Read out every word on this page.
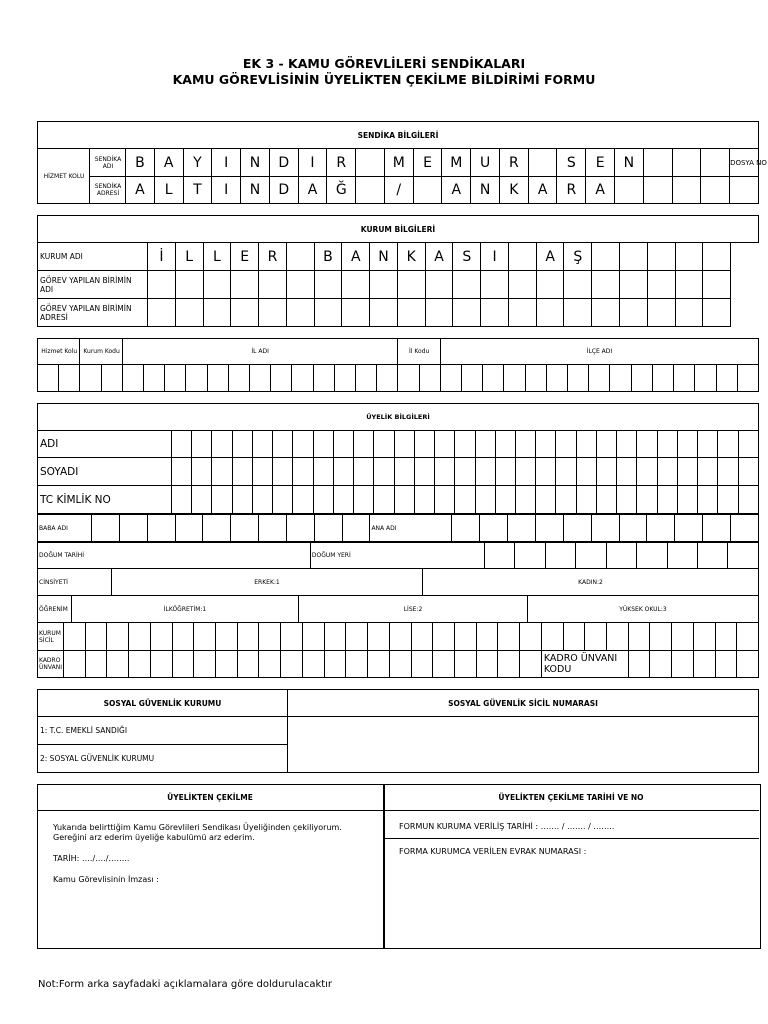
EK 3 - KAMU GÖREVLİLERİ SENDİKALARI
KAMU GÖREVLİSİNİN ÜYELİKTEN ÇEKİLME BİLDİRİMİ FORMU
SENDİKA BİLGİLERİ																							
HİZMET KOLU	SENDİKA ADI	B	A	Y	I	N	D	I	R		M	E	M	U	R		S	E	N				DOSYA NO
	SENDİKA ADRESİ	A	L	T	I	N	D	A	Ğ		/		A	N	K	A	R	A					
KURUM BİLGİLERİ																					
KURUM ADI	İ	L	L	E	R		B	A	N	K	A	S	I		A	Ş					
GÖREV YAPILAN BİRİMİN ADI																					
GÖREV YAPILAN BİRİMİN ADRESİ																					
Hizmet Kolu		Kurum Kodu		İL ADI													İl Kodu		İLÇE ADI														

ÜYELİK BİLGİLERİ																													
ADI																													
SOYADI																													
TC KİMLİK NO																													
BABA ADI											ANA ADI											
DOĞUM TARİHİ	DOĞUM YERİ									
CİNSİYETİ	ERKEK:1	KADIN:2
ÖĞRENİM	İLKÖĞRETİM:1	LİSE:2	YÜKSEK OKUL:3
KURUM SİCİL																																
KADRO ÜNVANI																							KADRO ÜNVANI KODU									
SOSYAL GÜVENLİK KURUMU	SOSYAL GÜVENLİK SİCİL NUMARASI
1: T.C. EMEKLİ SANDIĞI	
2: SOSYAL GÜVENLİK KURUMU	
ÜYELİKTEN ÇEKİLME	ÜYELİKTEN ÇEKİLME TARİHİ VE NO
Yukarıda belirttiğim Kamu Görevlileri Sendikası Üyeliğinden çekiliyorum.
Gereğini arz ederim üyeliğe kabulümü arz ederim.
TARİH: …./…./……..
Kamu Görevlisinin İmzası :
FORMUN KURUMA VERİLİŞ TARİHİ : ……. / ……. / ……..
FORMA KURUMCA VERİLEN EVRAK NUMARASI :
Not:Form arka sayfadaki açıklamalara göre doldurulacaktır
---
Of the lines above, how many include the word "BİRİMİN"? Reply with the number alone.

2